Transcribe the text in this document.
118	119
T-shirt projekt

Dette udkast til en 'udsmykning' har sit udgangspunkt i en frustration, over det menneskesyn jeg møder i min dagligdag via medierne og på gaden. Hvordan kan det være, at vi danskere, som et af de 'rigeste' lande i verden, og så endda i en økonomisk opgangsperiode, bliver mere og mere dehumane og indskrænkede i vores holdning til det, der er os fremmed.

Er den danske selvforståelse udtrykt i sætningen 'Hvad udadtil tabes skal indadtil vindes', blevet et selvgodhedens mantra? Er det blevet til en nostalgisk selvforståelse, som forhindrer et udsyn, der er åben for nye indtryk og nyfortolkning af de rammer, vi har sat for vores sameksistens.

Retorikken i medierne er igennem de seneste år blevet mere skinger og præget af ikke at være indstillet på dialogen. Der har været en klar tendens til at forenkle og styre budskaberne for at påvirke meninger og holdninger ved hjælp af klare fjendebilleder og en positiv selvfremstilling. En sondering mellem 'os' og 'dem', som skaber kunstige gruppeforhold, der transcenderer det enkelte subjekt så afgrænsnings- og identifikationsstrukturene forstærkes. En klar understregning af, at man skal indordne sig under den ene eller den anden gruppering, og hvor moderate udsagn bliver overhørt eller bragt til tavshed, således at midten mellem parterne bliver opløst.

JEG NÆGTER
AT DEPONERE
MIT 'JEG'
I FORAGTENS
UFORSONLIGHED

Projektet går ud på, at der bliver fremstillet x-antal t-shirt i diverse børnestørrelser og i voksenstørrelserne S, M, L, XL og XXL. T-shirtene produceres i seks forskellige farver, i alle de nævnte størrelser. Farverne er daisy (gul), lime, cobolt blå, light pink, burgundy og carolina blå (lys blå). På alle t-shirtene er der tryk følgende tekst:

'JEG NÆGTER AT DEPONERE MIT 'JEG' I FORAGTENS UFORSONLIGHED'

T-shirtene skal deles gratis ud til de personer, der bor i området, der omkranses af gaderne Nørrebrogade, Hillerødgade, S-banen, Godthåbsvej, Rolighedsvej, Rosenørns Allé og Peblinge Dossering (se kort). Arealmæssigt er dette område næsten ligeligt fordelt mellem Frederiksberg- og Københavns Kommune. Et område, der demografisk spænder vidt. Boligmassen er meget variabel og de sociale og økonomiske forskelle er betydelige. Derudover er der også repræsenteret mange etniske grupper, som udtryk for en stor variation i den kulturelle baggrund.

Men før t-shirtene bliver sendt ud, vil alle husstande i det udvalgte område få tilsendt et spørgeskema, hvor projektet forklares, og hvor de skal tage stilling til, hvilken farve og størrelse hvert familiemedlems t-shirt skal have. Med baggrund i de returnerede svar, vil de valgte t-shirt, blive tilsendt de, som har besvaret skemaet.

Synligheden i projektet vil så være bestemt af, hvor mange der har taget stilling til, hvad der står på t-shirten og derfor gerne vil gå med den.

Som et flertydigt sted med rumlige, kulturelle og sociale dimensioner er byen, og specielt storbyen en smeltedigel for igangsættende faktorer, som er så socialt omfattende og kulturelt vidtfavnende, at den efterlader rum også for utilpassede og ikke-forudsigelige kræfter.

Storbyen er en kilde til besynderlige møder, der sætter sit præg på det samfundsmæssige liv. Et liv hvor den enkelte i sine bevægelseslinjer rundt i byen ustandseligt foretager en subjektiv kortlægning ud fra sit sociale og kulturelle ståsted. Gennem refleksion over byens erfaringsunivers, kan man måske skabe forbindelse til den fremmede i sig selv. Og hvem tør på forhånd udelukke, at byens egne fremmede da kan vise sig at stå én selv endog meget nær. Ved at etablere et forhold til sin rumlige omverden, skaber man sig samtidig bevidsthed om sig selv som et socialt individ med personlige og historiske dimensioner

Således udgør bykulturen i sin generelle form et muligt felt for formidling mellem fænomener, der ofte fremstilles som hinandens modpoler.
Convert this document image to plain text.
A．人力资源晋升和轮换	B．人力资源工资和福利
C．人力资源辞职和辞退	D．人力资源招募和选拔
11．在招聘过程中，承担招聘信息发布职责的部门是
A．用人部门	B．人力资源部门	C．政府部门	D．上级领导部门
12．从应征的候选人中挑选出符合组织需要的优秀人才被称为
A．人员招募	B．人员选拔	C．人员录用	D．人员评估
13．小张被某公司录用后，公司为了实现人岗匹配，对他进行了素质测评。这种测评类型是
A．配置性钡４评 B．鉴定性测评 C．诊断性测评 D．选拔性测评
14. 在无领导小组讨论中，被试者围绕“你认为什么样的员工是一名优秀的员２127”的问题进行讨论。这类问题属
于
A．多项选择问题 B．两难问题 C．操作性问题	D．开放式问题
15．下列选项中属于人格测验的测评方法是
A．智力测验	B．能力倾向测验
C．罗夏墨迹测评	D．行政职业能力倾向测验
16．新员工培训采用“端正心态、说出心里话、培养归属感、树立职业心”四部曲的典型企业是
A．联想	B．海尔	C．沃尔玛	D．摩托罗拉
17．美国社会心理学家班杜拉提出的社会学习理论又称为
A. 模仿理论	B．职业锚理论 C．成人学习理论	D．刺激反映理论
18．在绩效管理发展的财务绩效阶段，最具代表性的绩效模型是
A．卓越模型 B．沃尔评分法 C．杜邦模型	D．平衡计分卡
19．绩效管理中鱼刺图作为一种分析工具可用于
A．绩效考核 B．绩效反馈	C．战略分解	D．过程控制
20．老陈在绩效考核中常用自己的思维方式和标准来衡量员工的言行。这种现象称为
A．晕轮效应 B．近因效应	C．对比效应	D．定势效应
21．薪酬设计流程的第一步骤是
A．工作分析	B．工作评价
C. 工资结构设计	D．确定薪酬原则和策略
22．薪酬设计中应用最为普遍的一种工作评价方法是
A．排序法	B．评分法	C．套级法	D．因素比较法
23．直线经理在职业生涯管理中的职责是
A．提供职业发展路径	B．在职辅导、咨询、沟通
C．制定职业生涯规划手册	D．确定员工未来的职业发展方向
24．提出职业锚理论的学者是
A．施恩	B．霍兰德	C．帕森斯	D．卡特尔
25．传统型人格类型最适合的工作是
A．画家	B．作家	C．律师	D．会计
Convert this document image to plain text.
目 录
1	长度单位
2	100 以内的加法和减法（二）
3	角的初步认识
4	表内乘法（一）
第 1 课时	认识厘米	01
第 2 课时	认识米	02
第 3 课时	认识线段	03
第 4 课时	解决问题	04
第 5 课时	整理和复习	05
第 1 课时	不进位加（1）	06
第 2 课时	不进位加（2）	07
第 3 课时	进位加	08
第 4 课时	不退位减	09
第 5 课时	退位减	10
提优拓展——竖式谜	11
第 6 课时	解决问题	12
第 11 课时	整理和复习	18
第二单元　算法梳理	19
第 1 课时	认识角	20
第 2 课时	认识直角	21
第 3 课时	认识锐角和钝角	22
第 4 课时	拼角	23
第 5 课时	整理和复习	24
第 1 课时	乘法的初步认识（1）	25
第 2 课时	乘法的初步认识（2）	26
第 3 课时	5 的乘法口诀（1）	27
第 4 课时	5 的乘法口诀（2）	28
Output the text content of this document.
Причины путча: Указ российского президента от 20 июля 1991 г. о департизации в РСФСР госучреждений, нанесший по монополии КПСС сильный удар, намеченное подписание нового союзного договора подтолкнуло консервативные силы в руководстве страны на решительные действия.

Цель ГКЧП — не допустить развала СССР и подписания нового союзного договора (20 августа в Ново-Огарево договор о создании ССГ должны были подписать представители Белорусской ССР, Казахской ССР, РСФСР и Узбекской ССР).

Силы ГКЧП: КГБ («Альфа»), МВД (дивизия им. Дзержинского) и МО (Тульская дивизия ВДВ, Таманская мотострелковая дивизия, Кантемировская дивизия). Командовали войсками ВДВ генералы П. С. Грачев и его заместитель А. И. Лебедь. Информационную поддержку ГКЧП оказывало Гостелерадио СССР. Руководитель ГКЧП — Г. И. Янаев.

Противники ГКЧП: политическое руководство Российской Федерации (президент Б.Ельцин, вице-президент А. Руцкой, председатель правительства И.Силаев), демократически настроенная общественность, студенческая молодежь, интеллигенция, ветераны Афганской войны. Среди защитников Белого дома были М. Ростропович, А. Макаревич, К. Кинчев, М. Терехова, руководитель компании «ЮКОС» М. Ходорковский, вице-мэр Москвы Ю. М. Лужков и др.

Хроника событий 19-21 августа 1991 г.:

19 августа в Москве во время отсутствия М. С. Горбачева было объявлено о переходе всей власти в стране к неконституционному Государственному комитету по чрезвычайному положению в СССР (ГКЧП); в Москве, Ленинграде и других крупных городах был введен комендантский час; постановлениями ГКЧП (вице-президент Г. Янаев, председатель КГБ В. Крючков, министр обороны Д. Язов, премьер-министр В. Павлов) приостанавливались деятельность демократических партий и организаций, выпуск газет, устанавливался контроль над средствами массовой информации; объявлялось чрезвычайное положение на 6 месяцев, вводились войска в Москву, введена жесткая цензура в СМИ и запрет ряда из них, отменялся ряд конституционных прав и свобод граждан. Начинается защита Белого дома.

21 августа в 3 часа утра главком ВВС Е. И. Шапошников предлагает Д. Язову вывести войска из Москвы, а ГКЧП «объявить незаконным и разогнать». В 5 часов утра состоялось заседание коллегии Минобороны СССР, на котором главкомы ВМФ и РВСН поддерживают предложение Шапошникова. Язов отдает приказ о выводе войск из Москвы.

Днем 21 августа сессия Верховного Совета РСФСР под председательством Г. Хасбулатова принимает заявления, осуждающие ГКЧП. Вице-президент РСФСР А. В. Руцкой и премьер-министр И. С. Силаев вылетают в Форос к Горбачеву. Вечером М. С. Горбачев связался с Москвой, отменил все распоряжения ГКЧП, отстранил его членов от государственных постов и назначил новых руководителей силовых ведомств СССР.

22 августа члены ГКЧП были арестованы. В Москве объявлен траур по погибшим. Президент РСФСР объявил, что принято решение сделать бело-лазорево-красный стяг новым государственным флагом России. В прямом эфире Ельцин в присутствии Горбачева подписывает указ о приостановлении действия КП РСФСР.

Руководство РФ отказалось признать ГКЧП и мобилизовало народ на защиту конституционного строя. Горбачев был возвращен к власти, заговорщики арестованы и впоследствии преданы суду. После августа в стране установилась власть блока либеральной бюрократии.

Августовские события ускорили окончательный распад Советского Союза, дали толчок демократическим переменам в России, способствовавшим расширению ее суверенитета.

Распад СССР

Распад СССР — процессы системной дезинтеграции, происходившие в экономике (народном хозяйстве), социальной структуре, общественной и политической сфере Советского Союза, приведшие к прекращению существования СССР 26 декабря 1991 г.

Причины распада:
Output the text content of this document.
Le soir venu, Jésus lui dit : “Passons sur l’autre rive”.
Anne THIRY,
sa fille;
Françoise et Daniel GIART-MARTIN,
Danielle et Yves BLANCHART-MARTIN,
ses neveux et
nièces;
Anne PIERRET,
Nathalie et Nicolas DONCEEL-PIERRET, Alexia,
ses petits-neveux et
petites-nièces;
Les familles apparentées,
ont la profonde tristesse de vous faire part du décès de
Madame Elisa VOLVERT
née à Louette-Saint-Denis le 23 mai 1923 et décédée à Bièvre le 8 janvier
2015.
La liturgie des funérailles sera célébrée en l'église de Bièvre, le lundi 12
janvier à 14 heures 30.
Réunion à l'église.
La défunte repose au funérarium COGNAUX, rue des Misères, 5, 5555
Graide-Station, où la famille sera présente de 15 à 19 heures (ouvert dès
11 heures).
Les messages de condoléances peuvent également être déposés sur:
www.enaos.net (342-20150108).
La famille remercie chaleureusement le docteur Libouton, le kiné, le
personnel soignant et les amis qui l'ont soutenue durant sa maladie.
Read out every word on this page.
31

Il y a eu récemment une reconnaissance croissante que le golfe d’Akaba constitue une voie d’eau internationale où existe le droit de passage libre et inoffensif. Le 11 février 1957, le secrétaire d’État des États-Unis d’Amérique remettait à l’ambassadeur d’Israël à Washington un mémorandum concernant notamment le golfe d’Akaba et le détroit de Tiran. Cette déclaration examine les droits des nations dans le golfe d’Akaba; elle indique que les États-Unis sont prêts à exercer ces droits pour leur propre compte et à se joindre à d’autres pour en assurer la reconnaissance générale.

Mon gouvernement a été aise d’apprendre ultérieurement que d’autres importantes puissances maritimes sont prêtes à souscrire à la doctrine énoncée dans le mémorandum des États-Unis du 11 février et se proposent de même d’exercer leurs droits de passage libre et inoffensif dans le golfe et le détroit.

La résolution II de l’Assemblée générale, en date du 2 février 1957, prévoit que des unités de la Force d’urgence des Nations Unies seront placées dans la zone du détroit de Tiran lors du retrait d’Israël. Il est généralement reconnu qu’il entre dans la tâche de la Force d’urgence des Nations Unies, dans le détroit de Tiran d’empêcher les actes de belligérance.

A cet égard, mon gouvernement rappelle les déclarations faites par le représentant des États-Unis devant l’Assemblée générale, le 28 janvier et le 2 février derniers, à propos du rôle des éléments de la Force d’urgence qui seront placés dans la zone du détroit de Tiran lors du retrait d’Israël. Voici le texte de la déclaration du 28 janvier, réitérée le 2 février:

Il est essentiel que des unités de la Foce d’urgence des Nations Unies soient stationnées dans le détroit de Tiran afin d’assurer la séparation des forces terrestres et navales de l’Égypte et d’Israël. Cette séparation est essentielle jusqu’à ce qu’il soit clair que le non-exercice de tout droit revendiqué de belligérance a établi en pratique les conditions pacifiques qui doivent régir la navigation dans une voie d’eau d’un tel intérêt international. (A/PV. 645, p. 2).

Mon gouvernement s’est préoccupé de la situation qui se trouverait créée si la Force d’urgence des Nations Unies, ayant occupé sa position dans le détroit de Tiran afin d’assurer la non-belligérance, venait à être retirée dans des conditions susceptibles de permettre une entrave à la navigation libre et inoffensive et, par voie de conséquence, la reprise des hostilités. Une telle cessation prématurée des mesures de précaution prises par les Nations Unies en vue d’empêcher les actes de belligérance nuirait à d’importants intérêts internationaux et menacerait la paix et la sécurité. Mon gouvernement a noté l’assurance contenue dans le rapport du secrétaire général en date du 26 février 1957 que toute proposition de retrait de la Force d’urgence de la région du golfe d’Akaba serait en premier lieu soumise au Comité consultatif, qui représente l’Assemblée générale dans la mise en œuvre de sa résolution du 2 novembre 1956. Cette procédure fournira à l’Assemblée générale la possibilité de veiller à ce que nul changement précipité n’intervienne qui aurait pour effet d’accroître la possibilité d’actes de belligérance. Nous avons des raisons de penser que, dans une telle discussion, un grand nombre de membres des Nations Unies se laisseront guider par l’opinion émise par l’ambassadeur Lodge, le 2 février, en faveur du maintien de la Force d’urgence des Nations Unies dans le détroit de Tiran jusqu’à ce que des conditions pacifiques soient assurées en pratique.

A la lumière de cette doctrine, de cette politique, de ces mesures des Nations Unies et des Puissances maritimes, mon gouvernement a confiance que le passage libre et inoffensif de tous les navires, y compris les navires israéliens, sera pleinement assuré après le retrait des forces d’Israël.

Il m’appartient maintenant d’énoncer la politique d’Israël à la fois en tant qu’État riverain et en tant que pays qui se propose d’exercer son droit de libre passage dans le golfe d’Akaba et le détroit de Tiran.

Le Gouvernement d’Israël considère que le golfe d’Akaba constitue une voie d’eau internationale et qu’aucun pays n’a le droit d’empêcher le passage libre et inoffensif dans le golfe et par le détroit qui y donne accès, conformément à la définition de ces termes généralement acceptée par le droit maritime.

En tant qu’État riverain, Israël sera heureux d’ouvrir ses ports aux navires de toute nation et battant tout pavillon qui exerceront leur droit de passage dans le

········

REQUIREMENT
Above are the records; copy every line in them that holds the word "heures".

RESPONSE TO THIS TASK
janvier à 14 heures 30.
Graide-Station, où la famille sera présente de 15 à 19 heures (ouvert dès
11 heures).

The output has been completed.